▶ **EXERCISE DESCRIPTION**
Go through the data below. Pull out every line that has the word "xlabel".

▶ **MATERIALS PROVIDED**
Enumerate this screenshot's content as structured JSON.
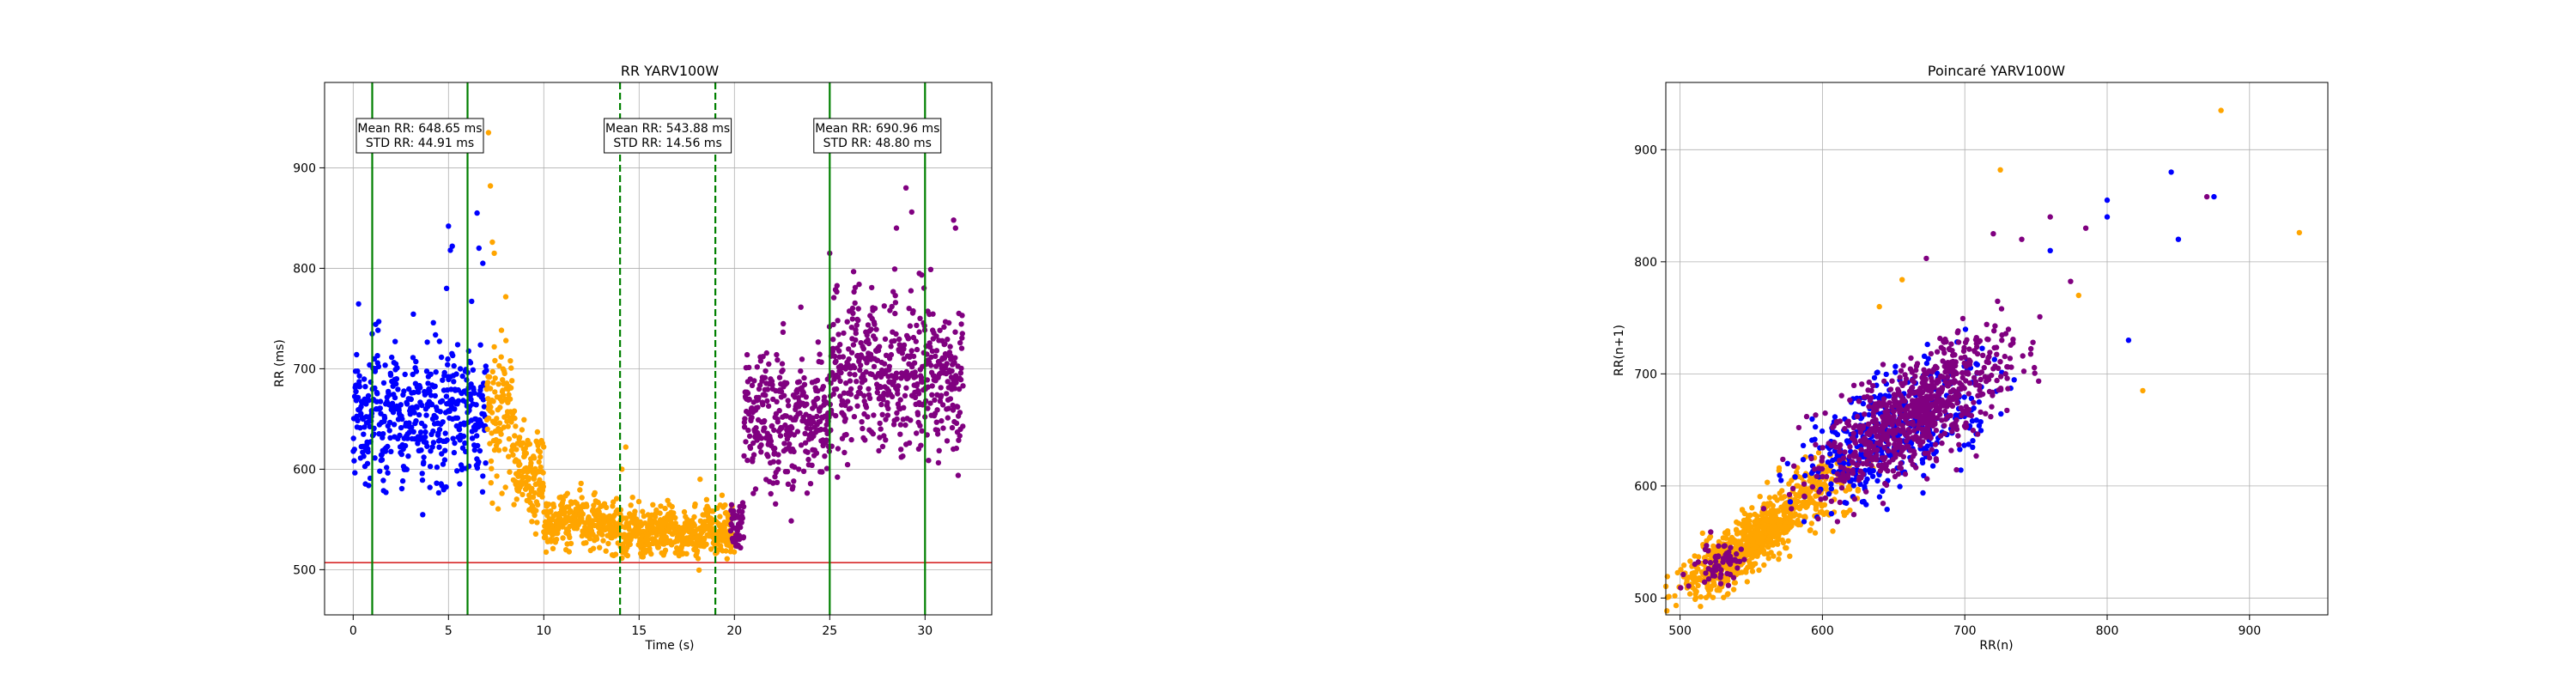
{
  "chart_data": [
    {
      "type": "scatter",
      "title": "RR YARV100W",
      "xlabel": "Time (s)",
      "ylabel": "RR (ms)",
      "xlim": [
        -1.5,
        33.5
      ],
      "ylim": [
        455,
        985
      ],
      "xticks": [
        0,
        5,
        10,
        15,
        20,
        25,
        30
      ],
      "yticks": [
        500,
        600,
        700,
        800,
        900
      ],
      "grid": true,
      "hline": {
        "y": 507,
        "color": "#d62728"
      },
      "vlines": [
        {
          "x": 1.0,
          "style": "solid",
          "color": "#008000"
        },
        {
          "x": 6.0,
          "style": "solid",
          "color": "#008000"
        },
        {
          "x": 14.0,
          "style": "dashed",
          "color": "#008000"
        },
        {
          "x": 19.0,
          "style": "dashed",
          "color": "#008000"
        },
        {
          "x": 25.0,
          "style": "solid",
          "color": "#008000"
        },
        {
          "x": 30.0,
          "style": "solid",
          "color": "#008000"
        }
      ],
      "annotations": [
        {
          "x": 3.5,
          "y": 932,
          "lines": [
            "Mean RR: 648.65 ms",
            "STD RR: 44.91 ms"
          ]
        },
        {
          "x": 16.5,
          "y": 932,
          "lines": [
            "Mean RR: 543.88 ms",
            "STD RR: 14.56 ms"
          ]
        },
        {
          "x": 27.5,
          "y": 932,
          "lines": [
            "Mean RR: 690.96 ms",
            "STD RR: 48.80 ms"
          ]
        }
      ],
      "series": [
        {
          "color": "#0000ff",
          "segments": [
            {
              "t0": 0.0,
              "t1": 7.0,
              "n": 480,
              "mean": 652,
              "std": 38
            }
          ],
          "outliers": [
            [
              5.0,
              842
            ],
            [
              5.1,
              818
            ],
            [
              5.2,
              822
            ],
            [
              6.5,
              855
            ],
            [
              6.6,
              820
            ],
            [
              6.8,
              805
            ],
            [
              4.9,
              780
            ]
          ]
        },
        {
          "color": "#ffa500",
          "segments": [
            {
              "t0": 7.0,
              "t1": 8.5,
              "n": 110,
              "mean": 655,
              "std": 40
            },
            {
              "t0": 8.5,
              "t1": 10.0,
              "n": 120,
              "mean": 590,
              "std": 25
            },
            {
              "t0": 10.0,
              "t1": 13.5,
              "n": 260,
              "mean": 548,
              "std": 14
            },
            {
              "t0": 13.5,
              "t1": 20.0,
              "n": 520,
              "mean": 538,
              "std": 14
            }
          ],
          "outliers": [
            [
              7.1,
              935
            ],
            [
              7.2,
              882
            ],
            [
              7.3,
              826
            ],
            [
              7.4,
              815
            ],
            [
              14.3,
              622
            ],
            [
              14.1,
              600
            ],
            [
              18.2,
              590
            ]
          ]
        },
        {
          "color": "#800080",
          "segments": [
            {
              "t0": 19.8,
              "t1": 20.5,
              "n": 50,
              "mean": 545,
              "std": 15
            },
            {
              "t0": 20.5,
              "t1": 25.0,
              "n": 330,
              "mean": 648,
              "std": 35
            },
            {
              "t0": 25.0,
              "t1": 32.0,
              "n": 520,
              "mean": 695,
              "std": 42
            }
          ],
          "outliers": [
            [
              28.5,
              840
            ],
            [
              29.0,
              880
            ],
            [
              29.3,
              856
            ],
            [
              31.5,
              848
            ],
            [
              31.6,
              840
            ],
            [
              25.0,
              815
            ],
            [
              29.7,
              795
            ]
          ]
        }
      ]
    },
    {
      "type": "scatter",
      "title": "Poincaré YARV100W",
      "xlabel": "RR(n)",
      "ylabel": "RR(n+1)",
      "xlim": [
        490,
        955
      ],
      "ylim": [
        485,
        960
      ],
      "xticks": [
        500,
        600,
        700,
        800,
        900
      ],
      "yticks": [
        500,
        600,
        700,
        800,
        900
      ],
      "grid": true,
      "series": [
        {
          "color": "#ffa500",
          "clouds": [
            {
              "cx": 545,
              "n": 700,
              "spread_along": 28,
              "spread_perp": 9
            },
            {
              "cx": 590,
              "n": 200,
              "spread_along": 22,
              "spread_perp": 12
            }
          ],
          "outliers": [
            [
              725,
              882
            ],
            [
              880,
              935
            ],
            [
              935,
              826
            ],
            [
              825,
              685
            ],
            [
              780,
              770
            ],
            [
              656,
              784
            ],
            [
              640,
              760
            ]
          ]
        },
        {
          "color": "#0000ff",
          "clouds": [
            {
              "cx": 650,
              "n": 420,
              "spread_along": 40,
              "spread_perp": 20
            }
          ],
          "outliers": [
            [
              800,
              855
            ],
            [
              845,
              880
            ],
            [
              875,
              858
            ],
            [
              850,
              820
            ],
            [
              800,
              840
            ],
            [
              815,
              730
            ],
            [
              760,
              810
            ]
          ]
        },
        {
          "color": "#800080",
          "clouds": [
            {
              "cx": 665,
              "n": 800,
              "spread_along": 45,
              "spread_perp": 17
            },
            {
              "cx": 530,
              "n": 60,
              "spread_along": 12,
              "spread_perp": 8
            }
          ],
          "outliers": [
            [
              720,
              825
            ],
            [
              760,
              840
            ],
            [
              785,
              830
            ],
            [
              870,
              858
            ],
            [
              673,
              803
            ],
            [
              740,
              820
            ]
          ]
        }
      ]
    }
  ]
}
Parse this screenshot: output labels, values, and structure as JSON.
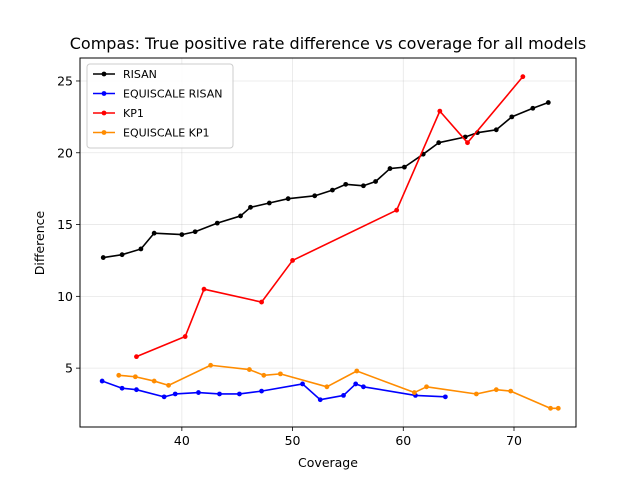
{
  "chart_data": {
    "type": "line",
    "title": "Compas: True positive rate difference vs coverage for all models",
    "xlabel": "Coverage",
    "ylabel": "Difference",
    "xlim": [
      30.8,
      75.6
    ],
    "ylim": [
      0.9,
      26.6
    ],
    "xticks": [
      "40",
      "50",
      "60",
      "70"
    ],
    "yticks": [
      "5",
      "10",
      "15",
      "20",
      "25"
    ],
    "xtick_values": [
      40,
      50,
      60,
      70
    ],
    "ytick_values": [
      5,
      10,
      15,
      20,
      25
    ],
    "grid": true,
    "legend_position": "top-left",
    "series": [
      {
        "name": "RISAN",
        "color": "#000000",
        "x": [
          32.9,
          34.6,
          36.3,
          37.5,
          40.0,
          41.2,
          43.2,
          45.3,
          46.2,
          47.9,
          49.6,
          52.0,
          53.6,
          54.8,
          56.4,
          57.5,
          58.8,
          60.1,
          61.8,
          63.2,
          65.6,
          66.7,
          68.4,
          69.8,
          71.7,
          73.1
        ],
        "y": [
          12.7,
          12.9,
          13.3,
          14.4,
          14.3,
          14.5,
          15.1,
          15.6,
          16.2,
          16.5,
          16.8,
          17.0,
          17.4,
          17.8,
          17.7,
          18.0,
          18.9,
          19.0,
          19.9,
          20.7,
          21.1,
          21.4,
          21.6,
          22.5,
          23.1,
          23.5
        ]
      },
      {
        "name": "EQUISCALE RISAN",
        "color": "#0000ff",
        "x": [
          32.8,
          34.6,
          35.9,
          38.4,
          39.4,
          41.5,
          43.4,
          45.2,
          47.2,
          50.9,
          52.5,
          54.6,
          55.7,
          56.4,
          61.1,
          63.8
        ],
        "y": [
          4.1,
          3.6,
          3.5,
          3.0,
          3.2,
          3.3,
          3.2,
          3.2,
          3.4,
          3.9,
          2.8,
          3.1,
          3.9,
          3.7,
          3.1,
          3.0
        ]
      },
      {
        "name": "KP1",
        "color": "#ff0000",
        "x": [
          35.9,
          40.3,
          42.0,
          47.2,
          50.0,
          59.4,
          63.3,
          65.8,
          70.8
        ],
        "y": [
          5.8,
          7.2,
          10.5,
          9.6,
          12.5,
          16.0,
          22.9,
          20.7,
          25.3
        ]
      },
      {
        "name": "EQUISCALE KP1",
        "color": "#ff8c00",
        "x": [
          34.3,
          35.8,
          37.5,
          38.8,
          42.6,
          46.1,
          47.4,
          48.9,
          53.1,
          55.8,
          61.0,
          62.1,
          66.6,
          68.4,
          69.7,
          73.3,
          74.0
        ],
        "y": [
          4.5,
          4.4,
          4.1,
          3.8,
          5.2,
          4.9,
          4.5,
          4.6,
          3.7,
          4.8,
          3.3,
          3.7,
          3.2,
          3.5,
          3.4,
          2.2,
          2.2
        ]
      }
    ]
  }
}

▶ **EXERCISE OUTPUT**
      "xlabel": "Time (s)",
      "xlabel": "RR(n)",
    "xlabel": "Coverage",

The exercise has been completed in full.